Leave out the pictures and repeat the data exactly.

--- Start of ENTRIES SUPPLIED ---

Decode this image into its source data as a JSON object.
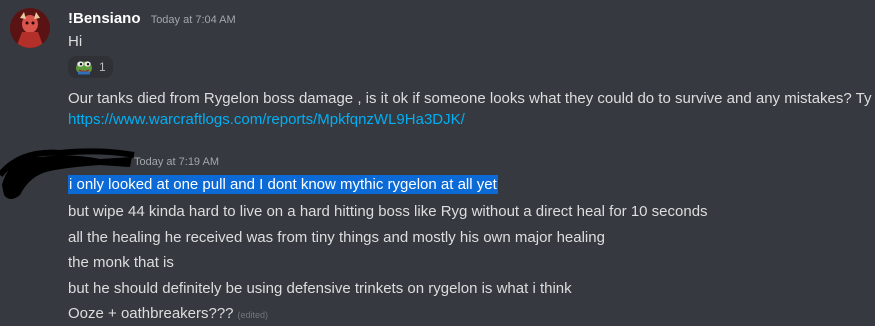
{
  "message1": {
    "username": "!Bensiano",
    "timestamp": "Today at 7:04 AM",
    "line1": "Hi",
    "reaction": {
      "emoji_icon": "pepe-frog-icon",
      "count": "1"
    },
    "line2": "Our tanks died from Rygelon boss damage , is it ok if someone looks what they could do to survive and any mistakes? Ty",
    "link": "https://www.warcraftlogs.com/reports/MpkfqnzWL9Ha3DJK/"
  },
  "message2": {
    "timestamp": "Today at 7:19 AM",
    "lines": [
      "i only looked at one pull and I dont know mythic rygelon at all yet",
      "but wipe 44 kinda hard to live on a hard hitting boss like Ryg without a direct heal for 10 seconds",
      "all the healing he received was from tiny things and mostly his own major healing",
      "the monk that is",
      "but he should definitely be using defensive trinkets on rygelon is what i think",
      "Ooze + oathbreakers???"
    ],
    "edited_label": "(edited)"
  }
}
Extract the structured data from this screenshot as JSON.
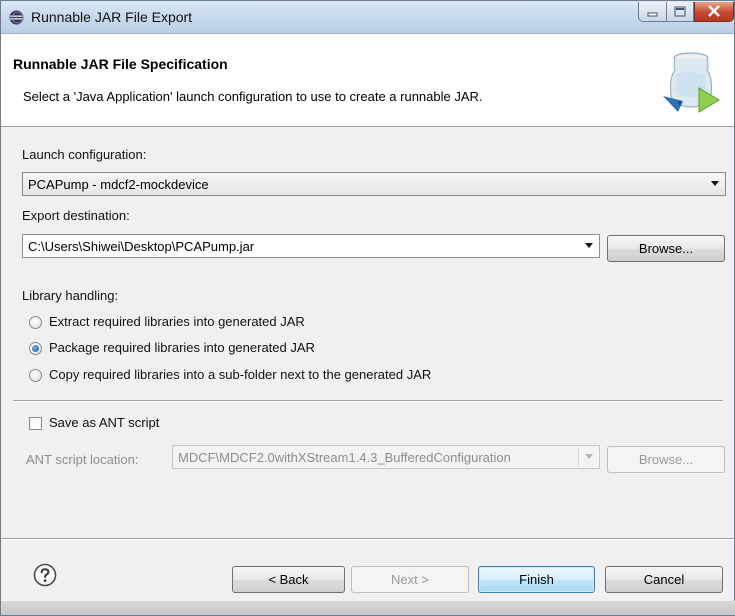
{
  "window": {
    "title": "Runnable JAR File Export",
    "controls": [
      "minimize",
      "maximize",
      "close"
    ]
  },
  "header": {
    "title": "Runnable JAR File Specification",
    "description": "Select a 'Java Application' launch configuration to use to create a runnable JAR.",
    "icon": "jar-export-icon"
  },
  "launch": {
    "label": "Launch configuration:",
    "selected": "PCAPump - mdcf2-mockdevice"
  },
  "export": {
    "label": "Export destination:",
    "value": "C:\\Users\\Shiwei\\Desktop\\PCAPump.jar",
    "browse": "Browse..."
  },
  "library": {
    "label": "Library handling:",
    "options": [
      {
        "label": "Extract required libraries into generated JAR",
        "checked": false
      },
      {
        "label": "Package required libraries into generated JAR",
        "checked": true
      },
      {
        "label": "Copy required libraries into a sub-folder next to the generated JAR",
        "checked": false
      }
    ]
  },
  "ant": {
    "save_label": "Save as ANT script",
    "save_checked": false,
    "location_label": "ANT script location:",
    "location_value": "MDCF\\MDCF2.0withXStream1.4.3_BufferedConfiguration",
    "browse": "Browse..."
  },
  "footer": {
    "help_icon": "help-icon",
    "back": "< Back",
    "next": "Next >",
    "finish": "Finish",
    "cancel": "Cancel"
  },
  "colors": {
    "title_bar": "#c6d8ec",
    "dialog_bg": "#f0f0f0",
    "default_button": "#bee6fd",
    "close_button": "#c6482f"
  }
}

--- End of ENTRIES SUPPLIED ---

■ FULL SOLUTION:
Decode this image into its source data as a JSON object.
{
  "message1": {
    "username": "!Bensiano",
    "timestamp": "Today at 7:04 AM",
    "line1": "Hi",
    "reaction": {
      "emoji_icon": "pepe-frog-icon",
      "count": "1"
    },
    "line2": "Our tanks died from Rygelon boss damage , is it ok if someone looks what they could do to survive and any mistakes? Ty",
    "link": "https://www.warcraftlogs.com/reports/MpkfqnzWL9Ha3DJK/"
  },
  "message2": {
    "timestamp": "Today at 7:19 AM",
    "lines": [
      "i only looked at one pull and I dont know mythic rygelon at all yet",
      "but wipe 44 kinda hard to live on a hard hitting boss like Ryg without a direct heal for 10 seconds",
      "all the healing he received was from tiny things and mostly his own major healing",
      "the monk that is",
      "but he should definitely be using defensive trinkets on rygelon is what i think",
      "Ooze + oathbreakers???"
    ],
    "edited_label": "(edited)"
  }
}
Extract the structured data from this screenshot as JSON.
{
  "window": {
    "title": "Runnable JAR File Export",
    "controls": [
      "minimize",
      "maximize",
      "close"
    ]
  },
  "header": {
    "title": "Runnable JAR File Specification",
    "description": "Select a 'Java Application' launch configuration to use to create a runnable JAR.",
    "icon": "jar-export-icon"
  },
  "launch": {
    "label": "Launch configuration:",
    "selected": "PCAPump - mdcf2-mockdevice"
  },
  "export": {
    "label": "Export destination:",
    "value": "C:\\Users\\Shiwei\\Desktop\\PCAPump.jar",
    "browse": "Browse..."
  },
  "library": {
    "label": "Library handling:",
    "options": [
      {
        "label": "Extract required libraries into generated JAR",
        "checked": false
      },
      {
        "label": "Package required libraries into generated JAR",
        "checked": true
      },
      {
        "label": "Copy required libraries into a sub-folder next to the generated JAR",
        "checked": false
      }
    ]
  },
  "ant": {
    "save_label": "Save as ANT script",
    "save_checked": false,
    "location_label": "ANT script location:",
    "location_value": "MDCF\\MDCF2.0withXStream1.4.3_BufferedConfiguration",
    "browse": "Browse..."
  },
  "footer": {
    "help_icon": "help-icon",
    "back": "< Back",
    "next": "Next >",
    "finish": "Finish",
    "cancel": "Cancel"
  },
  "colors": {
    "title_bar": "#c6d8ec",
    "dialog_bg": "#f0f0f0",
    "default_button": "#bee6fd",
    "close_button": "#c6482f"
  }
}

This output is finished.